MATERIAL FOR THIS TASK START

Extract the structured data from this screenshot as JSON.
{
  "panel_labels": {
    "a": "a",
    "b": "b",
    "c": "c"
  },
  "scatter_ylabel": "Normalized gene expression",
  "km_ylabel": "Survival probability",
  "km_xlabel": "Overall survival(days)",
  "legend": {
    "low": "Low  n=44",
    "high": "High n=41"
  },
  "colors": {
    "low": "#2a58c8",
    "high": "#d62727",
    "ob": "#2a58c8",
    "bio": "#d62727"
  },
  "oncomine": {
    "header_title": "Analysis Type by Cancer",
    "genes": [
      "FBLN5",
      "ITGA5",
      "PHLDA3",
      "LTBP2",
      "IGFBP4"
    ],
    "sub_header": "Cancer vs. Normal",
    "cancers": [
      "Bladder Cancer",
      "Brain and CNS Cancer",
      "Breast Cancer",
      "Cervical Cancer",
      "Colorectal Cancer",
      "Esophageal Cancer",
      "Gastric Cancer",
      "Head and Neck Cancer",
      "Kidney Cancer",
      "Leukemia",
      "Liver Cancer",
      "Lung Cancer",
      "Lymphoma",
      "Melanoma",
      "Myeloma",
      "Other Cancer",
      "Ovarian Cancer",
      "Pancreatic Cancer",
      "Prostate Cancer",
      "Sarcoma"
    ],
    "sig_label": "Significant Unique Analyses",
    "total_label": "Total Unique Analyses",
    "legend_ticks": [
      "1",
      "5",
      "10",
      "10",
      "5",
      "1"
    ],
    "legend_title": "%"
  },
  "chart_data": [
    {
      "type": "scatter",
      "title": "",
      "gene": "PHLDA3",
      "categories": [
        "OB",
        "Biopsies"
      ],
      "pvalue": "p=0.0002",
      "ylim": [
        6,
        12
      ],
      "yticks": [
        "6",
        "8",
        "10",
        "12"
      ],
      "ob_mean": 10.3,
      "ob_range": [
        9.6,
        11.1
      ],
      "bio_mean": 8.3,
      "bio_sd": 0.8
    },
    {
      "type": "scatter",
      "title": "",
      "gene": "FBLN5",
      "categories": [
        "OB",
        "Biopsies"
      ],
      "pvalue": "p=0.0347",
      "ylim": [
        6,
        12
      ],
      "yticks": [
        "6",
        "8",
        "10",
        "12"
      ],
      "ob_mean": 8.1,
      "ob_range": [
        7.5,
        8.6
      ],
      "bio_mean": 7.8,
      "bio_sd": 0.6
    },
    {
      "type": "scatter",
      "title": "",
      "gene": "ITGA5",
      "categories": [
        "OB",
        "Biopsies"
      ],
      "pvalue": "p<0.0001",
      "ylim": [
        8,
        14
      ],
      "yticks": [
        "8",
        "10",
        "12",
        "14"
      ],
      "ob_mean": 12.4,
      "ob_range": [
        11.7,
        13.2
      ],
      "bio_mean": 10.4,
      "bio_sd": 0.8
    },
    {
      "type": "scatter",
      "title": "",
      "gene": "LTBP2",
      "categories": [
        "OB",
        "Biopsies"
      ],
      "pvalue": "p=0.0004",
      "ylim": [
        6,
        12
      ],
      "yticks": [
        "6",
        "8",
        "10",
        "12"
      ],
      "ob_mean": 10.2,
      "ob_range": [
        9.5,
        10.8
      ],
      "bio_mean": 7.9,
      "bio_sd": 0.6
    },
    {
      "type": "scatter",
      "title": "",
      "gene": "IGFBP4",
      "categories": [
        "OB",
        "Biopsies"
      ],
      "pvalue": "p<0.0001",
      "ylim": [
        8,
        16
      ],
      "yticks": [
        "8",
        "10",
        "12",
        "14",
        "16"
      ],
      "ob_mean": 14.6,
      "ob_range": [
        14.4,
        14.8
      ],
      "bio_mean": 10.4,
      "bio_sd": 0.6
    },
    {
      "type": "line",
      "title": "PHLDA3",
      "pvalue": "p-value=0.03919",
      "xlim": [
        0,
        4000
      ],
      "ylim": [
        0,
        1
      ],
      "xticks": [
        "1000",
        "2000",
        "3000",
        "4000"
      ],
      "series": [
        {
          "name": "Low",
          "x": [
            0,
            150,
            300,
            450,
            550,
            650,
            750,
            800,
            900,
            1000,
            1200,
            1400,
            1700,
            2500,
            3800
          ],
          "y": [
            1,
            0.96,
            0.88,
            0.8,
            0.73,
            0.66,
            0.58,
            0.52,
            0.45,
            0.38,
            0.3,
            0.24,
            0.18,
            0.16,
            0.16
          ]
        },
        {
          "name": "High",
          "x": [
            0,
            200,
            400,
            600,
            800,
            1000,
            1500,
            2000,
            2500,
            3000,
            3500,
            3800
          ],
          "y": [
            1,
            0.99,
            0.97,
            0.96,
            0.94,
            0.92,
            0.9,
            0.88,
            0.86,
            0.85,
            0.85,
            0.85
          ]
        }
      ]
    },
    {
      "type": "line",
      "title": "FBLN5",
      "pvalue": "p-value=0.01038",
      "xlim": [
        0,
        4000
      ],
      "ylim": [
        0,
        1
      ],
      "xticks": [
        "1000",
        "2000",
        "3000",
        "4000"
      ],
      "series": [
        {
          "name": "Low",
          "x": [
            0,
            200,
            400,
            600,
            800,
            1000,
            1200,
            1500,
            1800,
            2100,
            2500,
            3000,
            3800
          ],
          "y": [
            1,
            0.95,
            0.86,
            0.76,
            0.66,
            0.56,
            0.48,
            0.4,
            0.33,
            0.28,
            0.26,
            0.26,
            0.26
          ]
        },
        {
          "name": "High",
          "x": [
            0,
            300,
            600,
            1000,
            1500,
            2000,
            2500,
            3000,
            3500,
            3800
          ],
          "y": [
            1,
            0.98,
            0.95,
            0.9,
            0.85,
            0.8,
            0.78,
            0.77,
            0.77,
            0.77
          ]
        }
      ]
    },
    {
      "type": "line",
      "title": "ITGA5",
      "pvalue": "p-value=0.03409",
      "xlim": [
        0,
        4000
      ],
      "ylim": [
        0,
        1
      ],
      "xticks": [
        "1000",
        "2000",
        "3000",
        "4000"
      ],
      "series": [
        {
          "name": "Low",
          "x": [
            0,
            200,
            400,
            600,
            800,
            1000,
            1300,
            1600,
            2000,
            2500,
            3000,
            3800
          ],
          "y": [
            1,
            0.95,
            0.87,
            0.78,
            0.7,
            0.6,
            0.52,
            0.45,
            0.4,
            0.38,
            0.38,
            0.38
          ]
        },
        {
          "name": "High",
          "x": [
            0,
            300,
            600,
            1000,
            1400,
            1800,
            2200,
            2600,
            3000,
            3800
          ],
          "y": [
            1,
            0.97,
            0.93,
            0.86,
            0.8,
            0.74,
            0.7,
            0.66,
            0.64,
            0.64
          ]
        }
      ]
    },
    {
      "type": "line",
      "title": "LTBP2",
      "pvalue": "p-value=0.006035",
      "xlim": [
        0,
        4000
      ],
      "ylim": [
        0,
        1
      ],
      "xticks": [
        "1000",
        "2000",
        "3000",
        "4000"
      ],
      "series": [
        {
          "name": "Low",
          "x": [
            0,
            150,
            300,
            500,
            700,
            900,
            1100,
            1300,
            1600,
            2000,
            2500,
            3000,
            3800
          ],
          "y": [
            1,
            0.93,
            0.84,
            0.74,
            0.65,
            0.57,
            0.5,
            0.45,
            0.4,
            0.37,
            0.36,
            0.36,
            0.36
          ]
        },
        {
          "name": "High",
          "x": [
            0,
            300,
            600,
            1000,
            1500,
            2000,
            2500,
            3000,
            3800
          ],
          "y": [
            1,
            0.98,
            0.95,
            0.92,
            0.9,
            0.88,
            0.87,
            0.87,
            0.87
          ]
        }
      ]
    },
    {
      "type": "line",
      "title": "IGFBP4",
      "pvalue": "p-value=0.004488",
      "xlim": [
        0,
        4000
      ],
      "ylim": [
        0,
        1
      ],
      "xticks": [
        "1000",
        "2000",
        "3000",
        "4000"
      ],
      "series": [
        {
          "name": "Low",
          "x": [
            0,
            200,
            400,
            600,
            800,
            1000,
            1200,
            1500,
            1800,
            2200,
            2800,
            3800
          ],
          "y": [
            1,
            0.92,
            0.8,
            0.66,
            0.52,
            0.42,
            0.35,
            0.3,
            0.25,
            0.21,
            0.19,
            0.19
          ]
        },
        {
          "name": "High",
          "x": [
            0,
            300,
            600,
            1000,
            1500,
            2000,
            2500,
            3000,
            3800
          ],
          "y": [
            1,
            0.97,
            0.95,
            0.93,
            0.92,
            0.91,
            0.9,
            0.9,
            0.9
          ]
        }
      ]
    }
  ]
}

MATERIAL FOR THIS TASK END

### TO DO
Find the word "Analyses" in the entries, then copy out every line that has it.

### EXPECTED OUTPUT
    "sig_label": "Significant Unique Analyses",
    "total_label": "Total Unique Analyses",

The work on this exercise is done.